§ Records supplied

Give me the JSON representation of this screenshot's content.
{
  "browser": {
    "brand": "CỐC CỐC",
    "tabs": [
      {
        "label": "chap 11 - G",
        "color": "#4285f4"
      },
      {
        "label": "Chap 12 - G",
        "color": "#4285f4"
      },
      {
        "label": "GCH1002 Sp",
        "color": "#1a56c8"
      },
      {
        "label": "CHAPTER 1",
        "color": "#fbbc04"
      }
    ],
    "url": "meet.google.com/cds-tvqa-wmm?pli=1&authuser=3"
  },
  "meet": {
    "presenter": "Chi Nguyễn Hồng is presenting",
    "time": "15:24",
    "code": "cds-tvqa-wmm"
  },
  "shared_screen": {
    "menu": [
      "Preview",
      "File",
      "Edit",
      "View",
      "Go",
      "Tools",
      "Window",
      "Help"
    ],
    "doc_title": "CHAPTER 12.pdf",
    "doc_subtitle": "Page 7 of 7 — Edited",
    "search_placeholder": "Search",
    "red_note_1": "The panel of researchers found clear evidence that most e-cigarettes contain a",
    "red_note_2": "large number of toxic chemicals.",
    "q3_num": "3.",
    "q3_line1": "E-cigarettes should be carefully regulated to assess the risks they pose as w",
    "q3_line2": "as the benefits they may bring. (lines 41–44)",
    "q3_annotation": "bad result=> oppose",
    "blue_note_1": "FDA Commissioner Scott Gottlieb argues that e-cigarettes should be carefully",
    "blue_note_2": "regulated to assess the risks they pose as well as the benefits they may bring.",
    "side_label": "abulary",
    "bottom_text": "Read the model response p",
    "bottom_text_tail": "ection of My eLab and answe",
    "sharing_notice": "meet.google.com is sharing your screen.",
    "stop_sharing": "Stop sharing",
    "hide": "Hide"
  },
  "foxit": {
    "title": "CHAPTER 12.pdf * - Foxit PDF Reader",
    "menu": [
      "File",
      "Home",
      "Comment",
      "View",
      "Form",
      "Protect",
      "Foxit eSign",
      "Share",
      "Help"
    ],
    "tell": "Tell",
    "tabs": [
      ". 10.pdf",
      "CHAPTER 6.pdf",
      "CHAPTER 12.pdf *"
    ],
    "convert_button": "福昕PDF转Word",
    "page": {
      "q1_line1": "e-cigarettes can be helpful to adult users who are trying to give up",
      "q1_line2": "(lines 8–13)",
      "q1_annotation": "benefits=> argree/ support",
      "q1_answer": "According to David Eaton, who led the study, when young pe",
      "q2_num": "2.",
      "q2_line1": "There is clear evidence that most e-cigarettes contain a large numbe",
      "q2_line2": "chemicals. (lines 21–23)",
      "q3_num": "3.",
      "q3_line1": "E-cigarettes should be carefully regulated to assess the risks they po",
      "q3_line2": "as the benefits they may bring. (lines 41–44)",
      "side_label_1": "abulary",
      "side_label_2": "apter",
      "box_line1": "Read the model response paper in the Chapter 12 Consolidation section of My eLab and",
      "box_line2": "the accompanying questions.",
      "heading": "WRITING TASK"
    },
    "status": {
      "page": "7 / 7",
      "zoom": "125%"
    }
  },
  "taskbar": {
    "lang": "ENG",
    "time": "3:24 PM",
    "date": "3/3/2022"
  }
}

§ Problem description
Respond with the number of lines containing "that" and no additional words.

§ Answer to the task
3